▶
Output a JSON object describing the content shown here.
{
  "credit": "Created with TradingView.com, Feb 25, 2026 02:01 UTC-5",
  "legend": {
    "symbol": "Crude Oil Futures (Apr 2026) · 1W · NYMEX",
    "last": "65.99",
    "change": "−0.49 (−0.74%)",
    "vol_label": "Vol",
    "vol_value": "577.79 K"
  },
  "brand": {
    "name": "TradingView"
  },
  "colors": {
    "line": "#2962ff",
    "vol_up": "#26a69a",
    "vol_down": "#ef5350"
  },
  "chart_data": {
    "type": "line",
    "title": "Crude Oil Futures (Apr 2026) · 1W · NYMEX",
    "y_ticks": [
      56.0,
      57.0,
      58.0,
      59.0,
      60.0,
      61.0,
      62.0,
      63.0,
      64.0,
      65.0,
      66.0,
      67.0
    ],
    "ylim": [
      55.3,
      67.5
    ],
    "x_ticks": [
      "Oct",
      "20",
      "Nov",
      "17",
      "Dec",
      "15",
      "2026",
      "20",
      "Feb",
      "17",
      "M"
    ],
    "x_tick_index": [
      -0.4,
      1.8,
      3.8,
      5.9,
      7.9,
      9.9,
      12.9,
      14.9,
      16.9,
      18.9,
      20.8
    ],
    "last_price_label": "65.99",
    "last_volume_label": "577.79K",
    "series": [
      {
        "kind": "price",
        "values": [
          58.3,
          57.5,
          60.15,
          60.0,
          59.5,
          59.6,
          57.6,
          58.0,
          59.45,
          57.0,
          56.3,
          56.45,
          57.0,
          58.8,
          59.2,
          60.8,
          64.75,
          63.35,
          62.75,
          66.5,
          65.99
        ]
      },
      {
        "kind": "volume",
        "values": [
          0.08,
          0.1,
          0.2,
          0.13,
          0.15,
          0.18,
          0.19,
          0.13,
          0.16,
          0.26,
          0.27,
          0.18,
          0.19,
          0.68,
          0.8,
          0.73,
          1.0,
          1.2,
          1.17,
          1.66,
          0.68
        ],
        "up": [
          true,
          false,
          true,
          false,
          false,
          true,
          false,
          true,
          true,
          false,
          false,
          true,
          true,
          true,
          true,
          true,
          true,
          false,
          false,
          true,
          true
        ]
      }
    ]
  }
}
◀
[The request]
Your task is to repeat every entry exactly.

[Exercise answer]
Output a JSON object describing the content shown here.
{
  "credit": "Created with TradingView.com, Feb 25, 2026 02:01 UTC-5",
  "legend": {
    "symbol": "Crude Oil Futures (Apr 2026) · 1W · NYMEX",
    "last": "65.99",
    "change": "−0.49 (−0.74%)",
    "vol_label": "Vol",
    "vol_value": "577.79 K"
  },
  "brand": {
    "name": "TradingView"
  },
  "colors": {
    "line": "#2962ff",
    "vol_up": "#26a69a",
    "vol_down": "#ef5350"
  },
  "chart_data": {
    "type": "line",
    "title": "Crude Oil Futures (Apr 2026) · 1W · NYMEX",
    "y_ticks": [
      56.0,
      57.0,
      58.0,
      59.0,
      60.0,
      61.0,
      62.0,
      63.0,
      64.0,
      65.0,
      66.0,
      67.0
    ],
    "ylim": [
      55.3,
      67.5
    ],
    "x_ticks": [
      "Oct",
      "20",
      "Nov",
      "17",
      "Dec",
      "15",
      "2026",
      "20",
      "Feb",
      "17",
      "M"
    ],
    "x_tick_index": [
      -0.4,
      1.8,
      3.8,
      5.9,
      7.9,
      9.9,
      12.9,
      14.9,
      16.9,
      18.9,
      20.8
    ],
    "last_price_label": "65.99",
    "last_volume_label": "577.79K",
    "series": [
      {
        "kind": "price",
        "values": [
          58.3,
          57.5,
          60.15,
          60.0,
          59.5,
          59.6,
          57.6,
          58.0,
          59.45,
          57.0,
          56.3,
          56.45,
          57.0,
          58.8,
          59.2,
          60.8,
          64.75,
          63.35,
          62.75,
          66.5,
          65.99
        ]
      },
      {
        "kind": "volume",
        "values": [
          0.08,
          0.1,
          0.2,
          0.13,
          0.15,
          0.18,
          0.19,
          0.13,
          0.16,
          0.26,
          0.27,
          0.18,
          0.19,
          0.68,
          0.8,
          0.73,
          1.0,
          1.2,
          1.17,
          1.66,
          0.68
        ],
        "up": [
          true,
          false,
          true,
          false,
          false,
          true,
          false,
          true,
          true,
          false,
          false,
          true,
          true,
          true,
          true,
          true,
          true,
          false,
          false,
          true,
          true
        ]
      }
    ]
  }
}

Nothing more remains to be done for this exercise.